*** Page text ***

Users of Microsoft Office 365 are without realising sharing sensitive documents because they don’t understand the way Office 365 sharing works.
Other information password and health information, were also found via docs.com (The search engine element of Microsoft’s online Office suite.
This issue was revealed by Kevin Beaumont, in series of tweets, through whic he highlighted is finds;-
.@InvertedLina there’s loads. People clearly don’t understand how the service works. It defaults to Publicly accessible, which is the prob. — Kevin Beaumont (@GossiTheDog) March 27, 2017
Google still index https://t.co/3TC07CB8gE. In fairness to Docs team it clearly says Publicly Viewable when publishing content. pic.twitter.com/7B63r0B9gH — Kevin Beaumont (@GossiTheDog) March 26, 2017
Microsoft has stated that it is ‘Working On A Solution’. It took down the search box fro the docs.com, but has been reinstated, without a fix for the issue.
The following statement from Microsoft said: “As part of our commitment to protect customers, we’re taking steps to help those who may have inadvertently published documents with sensitive information.
“Customers can review and update their settings by logging into their account at www.docs.com.”

*** End of Page text ***
*** Recorded data ***

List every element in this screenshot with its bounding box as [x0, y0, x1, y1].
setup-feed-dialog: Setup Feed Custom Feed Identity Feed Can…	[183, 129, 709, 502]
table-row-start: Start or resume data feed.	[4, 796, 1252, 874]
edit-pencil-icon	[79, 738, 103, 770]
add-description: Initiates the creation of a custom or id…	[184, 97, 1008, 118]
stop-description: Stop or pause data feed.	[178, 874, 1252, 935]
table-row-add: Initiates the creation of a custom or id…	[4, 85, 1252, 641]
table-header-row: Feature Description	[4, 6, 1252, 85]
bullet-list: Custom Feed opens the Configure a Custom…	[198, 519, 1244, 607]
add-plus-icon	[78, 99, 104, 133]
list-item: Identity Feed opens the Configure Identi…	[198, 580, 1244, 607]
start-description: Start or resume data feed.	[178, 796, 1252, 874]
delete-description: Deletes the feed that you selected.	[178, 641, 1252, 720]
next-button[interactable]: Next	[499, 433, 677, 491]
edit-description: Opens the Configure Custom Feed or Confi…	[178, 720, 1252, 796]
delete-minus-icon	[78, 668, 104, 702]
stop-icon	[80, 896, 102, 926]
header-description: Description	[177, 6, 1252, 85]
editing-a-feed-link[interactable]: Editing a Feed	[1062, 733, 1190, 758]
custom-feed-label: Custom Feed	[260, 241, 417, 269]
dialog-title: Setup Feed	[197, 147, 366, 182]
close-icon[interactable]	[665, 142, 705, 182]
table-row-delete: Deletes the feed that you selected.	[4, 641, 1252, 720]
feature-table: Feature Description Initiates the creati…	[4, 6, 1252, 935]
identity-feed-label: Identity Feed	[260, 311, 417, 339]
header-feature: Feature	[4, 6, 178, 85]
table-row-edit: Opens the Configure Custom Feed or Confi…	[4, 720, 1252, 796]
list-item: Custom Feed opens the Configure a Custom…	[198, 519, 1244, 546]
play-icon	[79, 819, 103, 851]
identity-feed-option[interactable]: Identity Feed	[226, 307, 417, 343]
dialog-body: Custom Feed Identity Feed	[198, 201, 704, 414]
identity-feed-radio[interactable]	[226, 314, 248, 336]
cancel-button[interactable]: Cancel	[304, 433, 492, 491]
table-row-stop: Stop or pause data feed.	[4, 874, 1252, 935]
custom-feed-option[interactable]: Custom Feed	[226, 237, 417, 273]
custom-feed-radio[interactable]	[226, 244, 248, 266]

*** End of Recorded data ***

** What you have to do **
Translate this sentence from the article on Office 365 document sharing into Spanish: "Customers can review and update their settings by logging into their account at www.docs.com."

** Exercise solution **
Los clientes pueden revisar y actualizar su configuración iniciando sesión en su cuenta en www.docs.com.